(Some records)

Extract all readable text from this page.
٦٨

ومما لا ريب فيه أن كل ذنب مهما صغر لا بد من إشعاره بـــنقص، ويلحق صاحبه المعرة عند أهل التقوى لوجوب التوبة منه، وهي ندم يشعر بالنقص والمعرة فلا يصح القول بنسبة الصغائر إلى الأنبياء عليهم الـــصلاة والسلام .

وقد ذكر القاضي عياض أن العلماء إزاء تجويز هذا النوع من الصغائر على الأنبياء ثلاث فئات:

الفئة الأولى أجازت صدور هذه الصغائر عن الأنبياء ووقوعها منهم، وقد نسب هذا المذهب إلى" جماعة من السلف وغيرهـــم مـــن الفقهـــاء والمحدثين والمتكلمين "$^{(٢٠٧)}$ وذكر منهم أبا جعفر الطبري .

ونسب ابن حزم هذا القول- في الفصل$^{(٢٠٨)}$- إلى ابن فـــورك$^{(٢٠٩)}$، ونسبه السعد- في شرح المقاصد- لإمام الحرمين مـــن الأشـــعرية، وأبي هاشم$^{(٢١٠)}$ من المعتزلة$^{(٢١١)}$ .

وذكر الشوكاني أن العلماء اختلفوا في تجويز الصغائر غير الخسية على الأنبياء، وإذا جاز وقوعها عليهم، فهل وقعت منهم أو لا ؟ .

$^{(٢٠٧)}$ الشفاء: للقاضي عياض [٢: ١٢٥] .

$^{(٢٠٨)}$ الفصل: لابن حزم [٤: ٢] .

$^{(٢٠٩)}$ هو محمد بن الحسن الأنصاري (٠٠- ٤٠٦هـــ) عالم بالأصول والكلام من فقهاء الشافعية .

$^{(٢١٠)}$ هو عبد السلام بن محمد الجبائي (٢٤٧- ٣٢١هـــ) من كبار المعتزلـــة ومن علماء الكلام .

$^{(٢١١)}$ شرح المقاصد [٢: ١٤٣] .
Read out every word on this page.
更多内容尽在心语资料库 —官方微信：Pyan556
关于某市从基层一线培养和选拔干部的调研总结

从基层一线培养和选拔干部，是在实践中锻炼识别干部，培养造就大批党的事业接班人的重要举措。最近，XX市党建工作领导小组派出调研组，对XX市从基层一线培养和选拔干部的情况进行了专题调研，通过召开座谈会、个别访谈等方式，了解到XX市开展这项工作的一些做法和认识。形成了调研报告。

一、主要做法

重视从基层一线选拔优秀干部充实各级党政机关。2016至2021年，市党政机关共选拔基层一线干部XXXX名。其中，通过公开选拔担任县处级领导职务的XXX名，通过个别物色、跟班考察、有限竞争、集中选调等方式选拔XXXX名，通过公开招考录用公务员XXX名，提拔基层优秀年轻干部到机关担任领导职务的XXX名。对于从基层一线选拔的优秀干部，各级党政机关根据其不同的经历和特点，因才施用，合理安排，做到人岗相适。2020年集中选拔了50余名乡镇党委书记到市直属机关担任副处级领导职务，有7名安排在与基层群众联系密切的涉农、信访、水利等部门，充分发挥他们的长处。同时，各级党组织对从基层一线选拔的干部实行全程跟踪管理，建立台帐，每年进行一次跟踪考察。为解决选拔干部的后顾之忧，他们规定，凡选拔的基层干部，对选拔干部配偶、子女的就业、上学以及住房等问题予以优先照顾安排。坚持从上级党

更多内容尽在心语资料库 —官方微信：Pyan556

**What the task asks**
Copy each line of the data exactly, leaving nothing out.

**Answer to this problem**
Extract all readable text from this page.
٦٨

ومما لا ريب فيه أن كل ذنب مهما صغر لا بد من إشعاره بـــنقص، ويلحق صاحبه المعرة عند أهل التقوى لوجوب التوبة منه، وهي ندم يشعر بالنقص والمعرة فلا يصح القول بنسبة الصغائر إلى الأنبياء عليهم الـــصلاة والسلام .

وقد ذكر القاضي عياض أن العلماء إزاء تجويز هذا النوع من الصغائر على الأنبياء ثلاث فئات:

الفئة الأولى أجازت صدور هذه الصغائر عن الأنبياء ووقوعها منهم، وقد نسب هذا المذهب إلى" جماعة من السلف وغيرهـــم مـــن الفقهـــاء والمحدثين والمتكلمين "$^{(٢٠٧)}$ وذكر منهم أبا جعفر الطبري .

ونسب ابن حزم هذا القول- في الفصل$^{(٢٠٨)}$- إلى ابن فـــورك$^{(٢٠٩)}$، ونسبه السعد- في شرح المقاصد- لإمام الحرمين مـــن الأشـــعرية، وأبي هاشم$^{(٢١٠)}$ من المعتزلة$^{(٢١١)}$ .

وذكر الشوكاني أن العلماء اختلفوا في تجويز الصغائر غير الخسية على الأنبياء، وإذا جاز وقوعها عليهم، فهل وقعت منهم أو لا ؟ .

$^{(٢٠٧)}$ الشفاء: للقاضي عياض [٢: ١٢٥] .

$^{(٢٠٨)}$ الفصل: لابن حزم [٤: ٢] .

$^{(٢٠٩)}$ هو محمد بن الحسن الأنصاري (٠٠- ٤٠٦هـــ) عالم بالأصول والكلام من فقهاء الشافعية .

$^{(٢١٠)}$ هو عبد السلام بن محمد الجبائي (٢٤٧- ٣٢١هـــ) من كبار المعتزلـــة ومن علماء الكلام .

$^{(٢١١)}$ شرح المقاصد [٢: ١٤٣] .
Read out every word on this page.
更多内容尽在心语资料库 —官方微信：Pyan556
关于某市从基层一线培养和选拔干部的调研总结

从基层一线培养和选拔干部，是在实践中锻炼识别干部，培养造就大批党的事业接班人的重要举措。最近，XX市党建工作领导小组派出调研组，对XX市从基层一线培养和选拔干部的情况进行了专题调研，通过召开座谈会、个别访谈等方式，了解到XX市开展这项工作的一些做法和认识。形成了调研报告。

一、主要做法

重视从基层一线选拔优秀干部充实各级党政机关。2016至2021年，市党政机关共选拔基层一线干部XXXX名。其中，通过公开选拔担任县处级领导职务的XXX名，通过个别物色、跟班考察、有限竞争、集中选调等方式选拔XXXX名，通过公开招考录用公务员XXX名，提拔基层优秀年轻干部到机关担任领导职务的XXX名。对于从基层一线选拔的优秀干部，各级党政机关根据其不同的经历和特点，因才施用，合理安排，做到人岗相适。2020年集中选拔了50余名乡镇党委书记到市直属机关担任副处级领导职务，有7名安排在与基层群众联系密切的涉农、信访、水利等部门，充分发挥他们的长处。同时，各级党组织对从基层一线选拔的干部实行全程跟踪管理，建立台帐，每年进行一次跟踪考察。为解决选拔干部的后顾之忧，他们规定，凡选拔的基层干部，对选拔干部配偶、子女的就业、上学以及住房等问题予以优先照顾安排。坚持从上级党

更多内容尽在心语资料库 —官方微信：Pyan556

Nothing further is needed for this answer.